→ **Data**:
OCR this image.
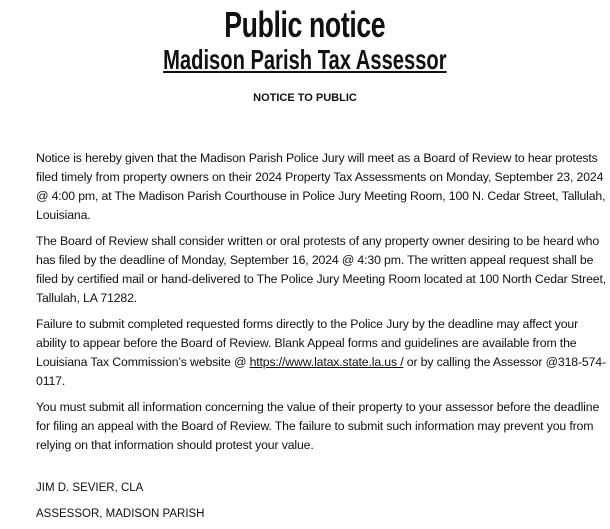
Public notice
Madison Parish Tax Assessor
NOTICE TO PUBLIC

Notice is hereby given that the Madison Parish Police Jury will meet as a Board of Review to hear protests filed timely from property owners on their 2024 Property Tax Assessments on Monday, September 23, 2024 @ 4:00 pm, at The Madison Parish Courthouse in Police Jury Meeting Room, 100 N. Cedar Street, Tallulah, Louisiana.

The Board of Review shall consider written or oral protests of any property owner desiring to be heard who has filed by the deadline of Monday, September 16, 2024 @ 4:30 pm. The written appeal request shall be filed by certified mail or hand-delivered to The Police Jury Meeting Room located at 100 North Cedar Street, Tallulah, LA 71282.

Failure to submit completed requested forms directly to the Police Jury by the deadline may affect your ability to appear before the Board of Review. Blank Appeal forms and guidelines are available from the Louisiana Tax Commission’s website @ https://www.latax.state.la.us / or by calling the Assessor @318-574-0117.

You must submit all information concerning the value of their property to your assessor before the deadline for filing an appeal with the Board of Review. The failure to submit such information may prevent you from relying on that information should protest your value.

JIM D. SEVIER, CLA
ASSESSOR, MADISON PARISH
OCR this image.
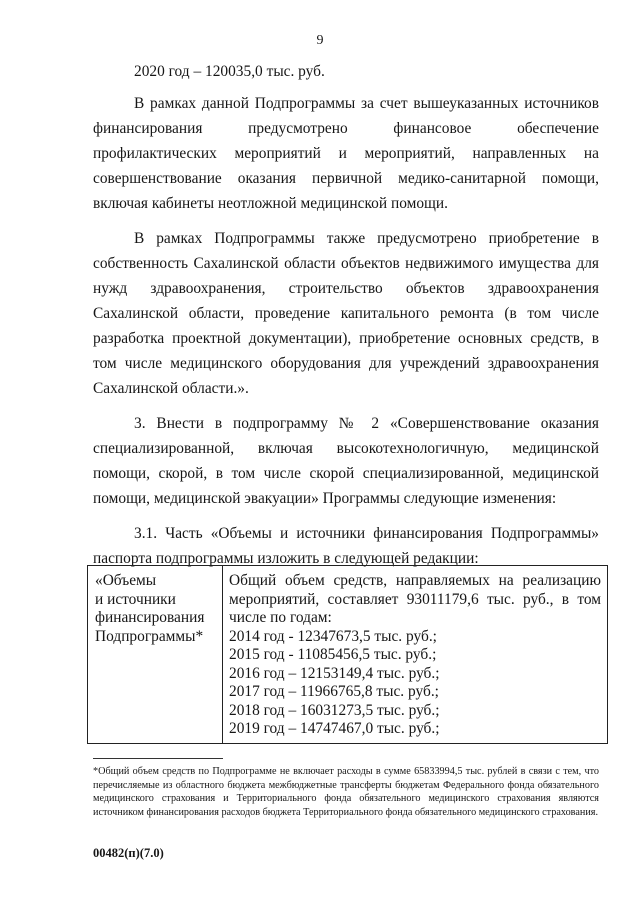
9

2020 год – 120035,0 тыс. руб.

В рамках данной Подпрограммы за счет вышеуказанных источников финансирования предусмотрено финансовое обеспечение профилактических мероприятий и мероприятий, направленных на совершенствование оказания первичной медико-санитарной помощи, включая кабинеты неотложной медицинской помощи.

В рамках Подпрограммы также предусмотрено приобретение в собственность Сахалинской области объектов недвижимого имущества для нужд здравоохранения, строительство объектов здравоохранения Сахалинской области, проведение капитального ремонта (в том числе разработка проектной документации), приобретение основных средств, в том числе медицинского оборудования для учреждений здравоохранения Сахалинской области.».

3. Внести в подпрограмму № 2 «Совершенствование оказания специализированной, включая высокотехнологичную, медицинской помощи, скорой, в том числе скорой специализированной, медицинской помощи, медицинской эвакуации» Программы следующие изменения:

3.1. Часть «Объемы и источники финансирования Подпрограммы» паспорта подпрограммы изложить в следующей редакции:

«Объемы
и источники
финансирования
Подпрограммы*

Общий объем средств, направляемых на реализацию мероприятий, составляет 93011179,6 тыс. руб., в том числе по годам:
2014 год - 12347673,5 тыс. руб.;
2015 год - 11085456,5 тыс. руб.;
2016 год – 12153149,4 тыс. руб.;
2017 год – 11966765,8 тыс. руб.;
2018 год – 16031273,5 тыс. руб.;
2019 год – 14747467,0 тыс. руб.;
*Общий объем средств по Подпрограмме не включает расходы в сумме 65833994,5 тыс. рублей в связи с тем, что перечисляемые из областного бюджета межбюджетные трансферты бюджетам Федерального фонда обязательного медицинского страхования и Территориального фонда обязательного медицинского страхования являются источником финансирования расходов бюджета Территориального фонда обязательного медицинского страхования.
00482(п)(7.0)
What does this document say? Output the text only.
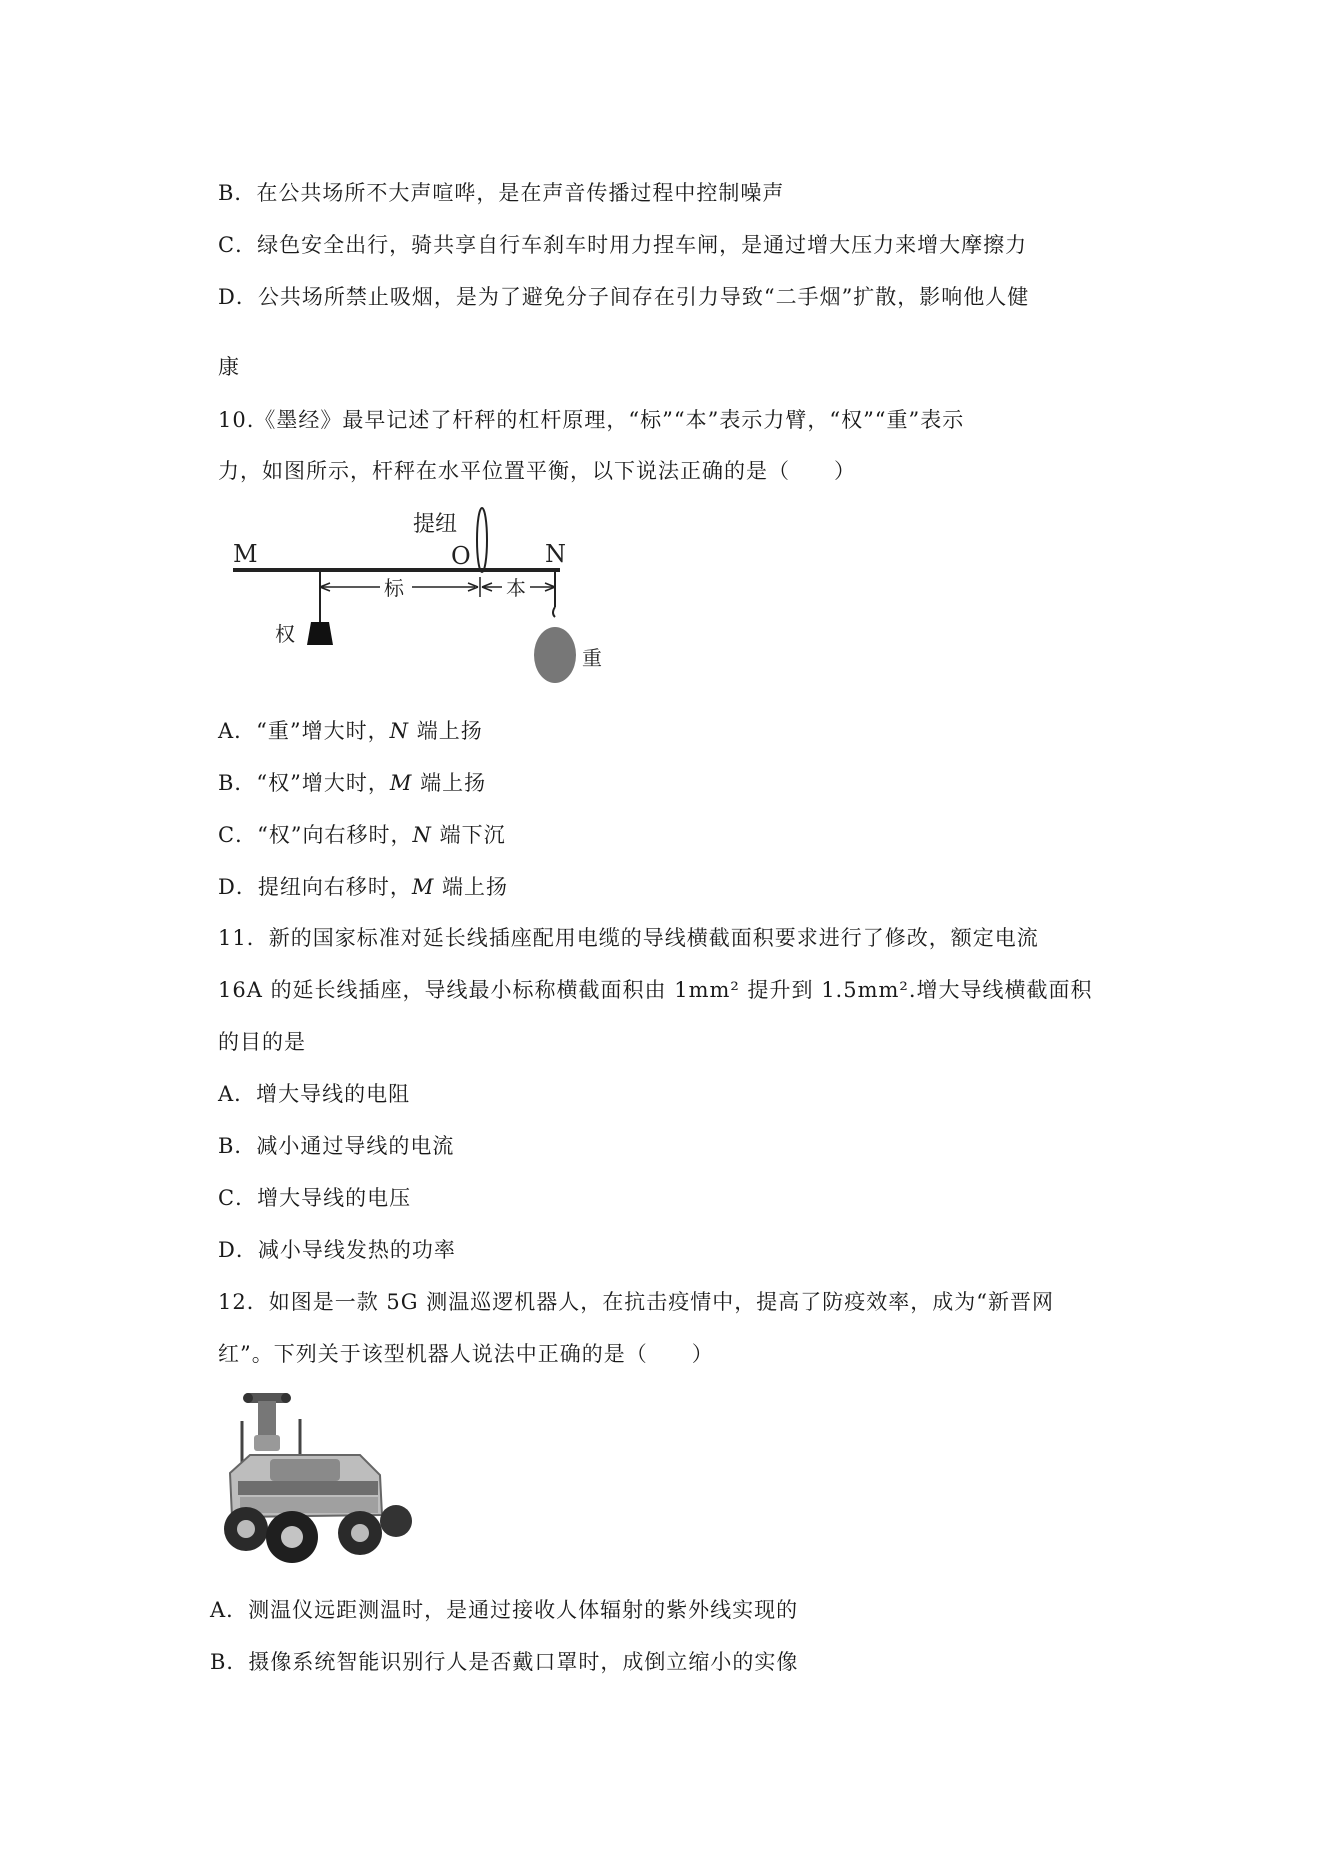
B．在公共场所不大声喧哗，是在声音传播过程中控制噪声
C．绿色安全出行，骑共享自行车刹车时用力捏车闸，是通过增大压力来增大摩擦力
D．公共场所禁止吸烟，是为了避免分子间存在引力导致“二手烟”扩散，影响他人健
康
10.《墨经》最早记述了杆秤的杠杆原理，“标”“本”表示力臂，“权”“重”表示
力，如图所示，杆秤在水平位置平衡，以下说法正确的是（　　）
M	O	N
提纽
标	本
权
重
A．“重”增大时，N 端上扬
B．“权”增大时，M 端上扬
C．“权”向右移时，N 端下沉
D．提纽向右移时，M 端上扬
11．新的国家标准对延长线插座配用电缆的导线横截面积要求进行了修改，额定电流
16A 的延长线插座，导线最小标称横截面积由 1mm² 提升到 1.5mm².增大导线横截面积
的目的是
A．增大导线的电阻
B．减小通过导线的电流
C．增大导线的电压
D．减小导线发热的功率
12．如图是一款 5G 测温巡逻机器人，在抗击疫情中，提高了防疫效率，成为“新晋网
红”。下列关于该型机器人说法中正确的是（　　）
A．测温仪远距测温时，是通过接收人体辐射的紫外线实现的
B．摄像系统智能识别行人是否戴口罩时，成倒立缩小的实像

→ **What you need to do**: Go through the records and pull out each line that includes the word "their".

→ **Written solution**:
Notice is hereby given that the Madison Parish Police Jury will meet as a Board of Review to hear protests filed timely from property owners on their 2024 Property Tax Assessments on Monday, September 23, 2024 @ 4:00 pm, at The Madison Parish Courthouse in Police Jury Meeting Room, 100 N. Cedar Street, Tallulah, Louisiana.
You must submit all information concerning the value of their property to your assessor before the deadline for filing an appeal with the Board of Review. The failure to submit such information may prevent you from relying on that information should protest your value.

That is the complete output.